■ **WHAT YOU WILL DO**
Your job is to restate each entry word for word.
--------------------
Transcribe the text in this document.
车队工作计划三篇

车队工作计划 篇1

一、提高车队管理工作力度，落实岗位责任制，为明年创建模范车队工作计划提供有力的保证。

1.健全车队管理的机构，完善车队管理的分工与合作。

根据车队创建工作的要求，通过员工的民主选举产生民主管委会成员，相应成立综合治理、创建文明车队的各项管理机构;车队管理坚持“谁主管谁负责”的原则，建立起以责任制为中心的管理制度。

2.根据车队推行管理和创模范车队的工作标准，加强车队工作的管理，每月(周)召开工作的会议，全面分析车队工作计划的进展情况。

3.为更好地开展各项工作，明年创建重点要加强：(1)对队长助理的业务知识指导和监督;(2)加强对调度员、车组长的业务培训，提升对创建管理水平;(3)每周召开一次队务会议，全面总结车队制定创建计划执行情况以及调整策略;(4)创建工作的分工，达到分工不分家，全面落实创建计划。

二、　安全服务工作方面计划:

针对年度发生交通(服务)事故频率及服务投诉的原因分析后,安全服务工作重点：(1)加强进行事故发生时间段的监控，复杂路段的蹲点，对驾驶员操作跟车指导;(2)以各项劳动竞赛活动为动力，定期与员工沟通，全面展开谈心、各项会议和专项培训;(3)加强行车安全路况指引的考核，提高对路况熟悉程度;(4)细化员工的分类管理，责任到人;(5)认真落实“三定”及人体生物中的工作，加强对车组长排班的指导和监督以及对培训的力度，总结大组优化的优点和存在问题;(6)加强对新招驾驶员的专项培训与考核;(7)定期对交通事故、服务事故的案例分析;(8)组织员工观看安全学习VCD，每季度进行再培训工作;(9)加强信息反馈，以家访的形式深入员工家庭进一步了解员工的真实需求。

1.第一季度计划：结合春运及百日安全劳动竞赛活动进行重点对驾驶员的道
--------------------
■ **COMPLETE RESPONSE**
Transcribe the text in this document.
车队工作计划三篇

车队工作计划 篇1

一、提高车队管理工作力度，落实岗位责任制，为明年创建模范车队工作计划提供有力的保证。

1.健全车队管理的机构，完善车队管理的分工与合作。

根据车队创建工作的要求，通过员工的民主选举产生民主管委会成员，相应成立综合治理、创建文明车队的各项管理机构;车队管理坚持“谁主管谁负责”的原则，建立起以责任制为中心的管理制度。

2.根据车队推行管理和创模范车队的工作标准，加强车队工作的管理，每月(周)召开工作的会议，全面分析车队工作计划的进展情况。

3.为更好地开展各项工作，明年创建重点要加强：(1)对队长助理的业务知识指导和监督;(2)加强对调度员、车组长的业务培训，提升对创建管理水平;(3)每周召开一次队务会议，全面总结车队制定创建计划执行情况以及调整策略;(4)创建工作的分工，达到分工不分家，全面落实创建计划。

二、　安全服务工作方面计划:

针对年度发生交通(服务)事故频率及服务投诉的原因分析后,安全服务工作重点：(1)加强进行事故发生时间段的监控，复杂路段的蹲点，对驾驶员操作跟车指导;(2)以各项劳动竞赛活动为动力，定期与员工沟通，全面展开谈心、各项会议和专项培训;(3)加强行车安全路况指引的考核，提高对路况熟悉程度;(4)细化员工的分类管理，责任到人;(5)认真落实“三定”及人体生物中的工作，加强对车组长排班的指导和监督以及对培训的力度，总结大组优化的优点和存在问题;(6)加强对新招驾驶员的专项培训与考核;(7)定期对交通事故、服务事故的案例分析;(8)组织员工观看安全学习VCD，每季度进行再培训工作;(9)加强信息反馈，以家访的形式深入员工家庭进一步了解员工的真实需求。

1.第一季度计划：结合春运及百日安全劳动竞赛活动进行重点对驾驶员的道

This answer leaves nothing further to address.